--- START RECORD EXCERPTS ---
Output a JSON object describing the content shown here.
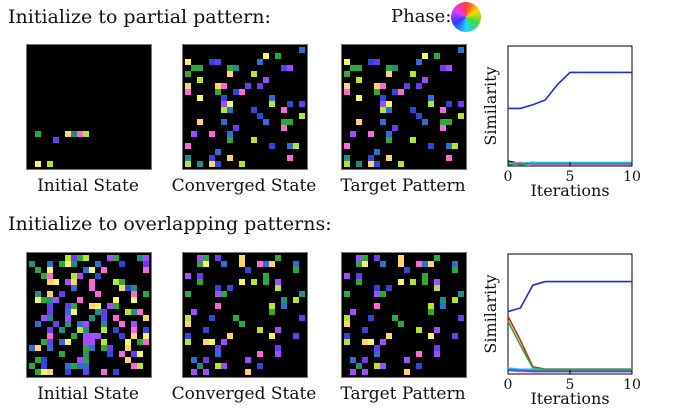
{
  "sections": [
    {
      "heading": "Initialize to partial pattern:",
      "captions": [
        "Initial State",
        "Converged State",
        "Target Pattern"
      ]
    },
    {
      "heading": "Initialize to overlapping patterns:",
      "captions": [
        "Initial State",
        "Converged State",
        "Target Pattern"
      ]
    }
  ],
  "phase_legend": {
    "label": "Phase:",
    "icon": "phase-color-wheel-icon"
  },
  "palette": [
    "#ff66d9",
    "#ffd46a",
    "#f8f56a",
    "#b6e62b",
    "#2fa83a",
    "#1f8f86",
    "#2f6fd1",
    "#6a3cf0",
    "#a34bff",
    "#2f46d6"
  ],
  "chart_data": [
    {
      "type": "line",
      "title": "",
      "xlabel": "Iterations",
      "ylabel": "Similarity",
      "xlim": [
        0,
        10
      ],
      "ylim": [
        0,
        1
      ],
      "x_ticks": [
        0,
        5,
        10
      ],
      "grid": false,
      "series": [
        {
          "color": "#1f2bd6",
          "values": [
            [
              0,
              0.48
            ],
            [
              1,
              0.48
            ],
            [
              2,
              0.51
            ],
            [
              3,
              0.55
            ],
            [
              4,
              0.68
            ],
            [
              5,
              0.78
            ],
            [
              6,
              0.78
            ],
            [
              7,
              0.78
            ],
            [
              8,
              0.78
            ],
            [
              9,
              0.78
            ],
            [
              10,
              0.78
            ]
          ]
        },
        {
          "color": "#000000",
          "values": [
            [
              0,
              0.04
            ],
            [
              1,
              0.02
            ],
            [
              2,
              0.03
            ],
            [
              3,
              0.02
            ],
            [
              4,
              0.02
            ],
            [
              5,
              0.02
            ],
            [
              10,
              0.02
            ]
          ]
        },
        {
          "color": "#2fa83a",
          "values": [
            [
              0,
              0.03
            ],
            [
              1,
              0.01
            ],
            [
              2,
              0.02
            ],
            [
              3,
              0.02
            ],
            [
              10,
              0.02
            ]
          ]
        },
        {
          "color": "#ff66d9",
          "values": [
            [
              0,
              0.02
            ],
            [
              1,
              0.03
            ],
            [
              2,
              0.01
            ],
            [
              3,
              0.01
            ],
            [
              10,
              0.01
            ]
          ]
        },
        {
          "color": "#22d6ff",
          "values": [
            [
              0,
              0.02
            ],
            [
              1,
              0.02
            ],
            [
              2,
              0.03
            ],
            [
              3,
              0.03
            ],
            [
              10,
              0.03
            ]
          ]
        },
        {
          "color": "#1f8f86",
          "values": [
            [
              0,
              0.01
            ],
            [
              1,
              0.02
            ],
            [
              2,
              0.02
            ],
            [
              10,
              0.02
            ]
          ]
        }
      ]
    },
    {
      "type": "line",
      "title": "",
      "xlabel": "Iterations",
      "ylabel": "Similarity",
      "xlim": [
        0,
        10
      ],
      "ylim": [
        0,
        1
      ],
      "x_ticks": [
        0,
        5,
        10
      ],
      "grid": false,
      "series": [
        {
          "color": "#1f2bd6",
          "values": [
            [
              0,
              0.52
            ],
            [
              1,
              0.55
            ],
            [
              2,
              0.74
            ],
            [
              3,
              0.77
            ],
            [
              4,
              0.77
            ],
            [
              5,
              0.77
            ],
            [
              10,
              0.77
            ]
          ]
        },
        {
          "color": "#d42020",
          "values": [
            [
              0,
              0.48
            ],
            [
              1,
              0.28
            ],
            [
              2,
              0.06
            ],
            [
              3,
              0.04
            ],
            [
              4,
              0.04
            ],
            [
              10,
              0.04
            ]
          ]
        },
        {
          "color": "#2fa83a",
          "values": [
            [
              0,
              0.44
            ],
            [
              1,
              0.24
            ],
            [
              2,
              0.05
            ],
            [
              3,
              0.04
            ],
            [
              10,
              0.04
            ]
          ]
        },
        {
          "color": "#22d6ff",
          "values": [
            [
              0,
              0.05
            ],
            [
              1,
              0.04
            ],
            [
              2,
              0.04
            ],
            [
              3,
              0.03
            ],
            [
              10,
              0.03
            ]
          ]
        },
        {
          "color": "#1f8f86",
          "values": [
            [
              0,
              0.04
            ],
            [
              1,
              0.03
            ],
            [
              2,
              0.03
            ],
            [
              10,
              0.03
            ]
          ]
        },
        {
          "color": "#ff66d9",
          "values": [
            [
              0,
              0.03
            ],
            [
              1,
              0.02
            ],
            [
              2,
              0.02
            ],
            [
              10,
              0.02
            ]
          ]
        },
        {
          "color": "#6a3cf0",
          "values": [
            [
              0,
              0.03
            ],
            [
              1,
              0.03
            ],
            [
              2,
              0.02
            ],
            [
              10,
              0.02
            ]
          ]
        }
      ]
    }
  ]
}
--- END RECORD EXCERPTS ---
- EXERCISE BRIEF
Print out the material word for word, omitting the pictures.

- THE OUTPUT
Output a JSON object describing the content shown here.
{
  "sections": [
    {
      "heading": "Initialize to partial pattern:",
      "captions": [
        "Initial State",
        "Converged State",
        "Target Pattern"
      ]
    },
    {
      "heading": "Initialize to overlapping patterns:",
      "captions": [
        "Initial State",
        "Converged State",
        "Target Pattern"
      ]
    }
  ],
  "phase_legend": {
    "label": "Phase:",
    "icon": "phase-color-wheel-icon"
  },
  "palette": [
    "#ff66d9",
    "#ffd46a",
    "#f8f56a",
    "#b6e62b",
    "#2fa83a",
    "#1f8f86",
    "#2f6fd1",
    "#6a3cf0",
    "#a34bff",
    "#2f46d6"
  ],
  "chart_data": [
    {
      "type": "line",
      "title": "",
      "xlabel": "Iterations",
      "ylabel": "Similarity",
      "xlim": [
        0,
        10
      ],
      "ylim": [
        0,
        1
      ],
      "x_ticks": [
        0,
        5,
        10
      ],
      "grid": false,
      "series": [
        {
          "color": "#1f2bd6",
          "values": [
            [
              0,
              0.48
            ],
            [
              1,
              0.48
            ],
            [
              2,
              0.51
            ],
            [
              3,
              0.55
            ],
            [
              4,
              0.68
            ],
            [
              5,
              0.78
            ],
            [
              6,
              0.78
            ],
            [
              7,
              0.78
            ],
            [
              8,
              0.78
            ],
            [
              9,
              0.78
            ],
            [
              10,
              0.78
            ]
          ]
        },
        {
          "color": "#000000",
          "values": [
            [
              0,
              0.04
            ],
            [
              1,
              0.02
            ],
            [
              2,
              0.03
            ],
            [
              3,
              0.02
            ],
            [
              4,
              0.02
            ],
            [
              5,
              0.02
            ],
            [
              10,
              0.02
            ]
          ]
        },
        {
          "color": "#2fa83a",
          "values": [
            [
              0,
              0.03
            ],
            [
              1,
              0.01
            ],
            [
              2,
              0.02
            ],
            [
              3,
              0.02
            ],
            [
              10,
              0.02
            ]
          ]
        },
        {
          "color": "#ff66d9",
          "values": [
            [
              0,
              0.02
            ],
            [
              1,
              0.03
            ],
            [
              2,
              0.01
            ],
            [
              3,
              0.01
            ],
            [
              10,
              0.01
            ]
          ]
        },
        {
          "color": "#22d6ff",
          "values": [
            [
              0,
              0.02
            ],
            [
              1,
              0.02
            ],
            [
              2,
              0.03
            ],
            [
              3,
              0.03
            ],
            [
              10,
              0.03
            ]
          ]
        },
        {
          "color": "#1f8f86",
          "values": [
            [
              0,
              0.01
            ],
            [
              1,
              0.02
            ],
            [
              2,
              0.02
            ],
            [
              10,
              0.02
            ]
          ]
        }
      ]
    },
    {
      "type": "line",
      "title": "",
      "xlabel": "Iterations",
      "ylabel": "Similarity",
      "xlim": [
        0,
        10
      ],
      "ylim": [
        0,
        1
      ],
      "x_ticks": [
        0,
        5,
        10
      ],
      "grid": false,
      "series": [
        {
          "color": "#1f2bd6",
          "values": [
            [
              0,
              0.52
            ],
            [
              1,
              0.55
            ],
            [
              2,
              0.74
            ],
            [
              3,
              0.77
            ],
            [
              4,
              0.77
            ],
            [
              5,
              0.77
            ],
            [
              10,
              0.77
            ]
          ]
        },
        {
          "color": "#d42020",
          "values": [
            [
              0,
              0.48
            ],
            [
              1,
              0.28
            ],
            [
              2,
              0.06
            ],
            [
              3,
              0.04
            ],
            [
              4,
              0.04
            ],
            [
              10,
              0.04
            ]
          ]
        },
        {
          "color": "#2fa83a",
          "values": [
            [
              0,
              0.44
            ],
            [
              1,
              0.24
            ],
            [
              2,
              0.05
            ],
            [
              3,
              0.04
            ],
            [
              10,
              0.04
            ]
          ]
        },
        {
          "color": "#22d6ff",
          "values": [
            [
              0,
              0.05
            ],
            [
              1,
              0.04
            ],
            [
              2,
              0.04
            ],
            [
              3,
              0.03
            ],
            [
              10,
              0.03
            ]
          ]
        },
        {
          "color": "#1f8f86",
          "values": [
            [
              0,
              0.04
            ],
            [
              1,
              0.03
            ],
            [
              2,
              0.03
            ],
            [
              10,
              0.03
            ]
          ]
        },
        {
          "color": "#ff66d9",
          "values": [
            [
              0,
              0.03
            ],
            [
              1,
              0.02
            ],
            [
              2,
              0.02
            ],
            [
              10,
              0.02
            ]
          ]
        },
        {
          "color": "#6a3cf0",
          "values": [
            [
              0,
              0.03
            ],
            [
              1,
              0.03
            ],
            [
              2,
              0.02
            ],
            [
              10,
              0.02
            ]
          ]
        }
      ]
    }
  ]
}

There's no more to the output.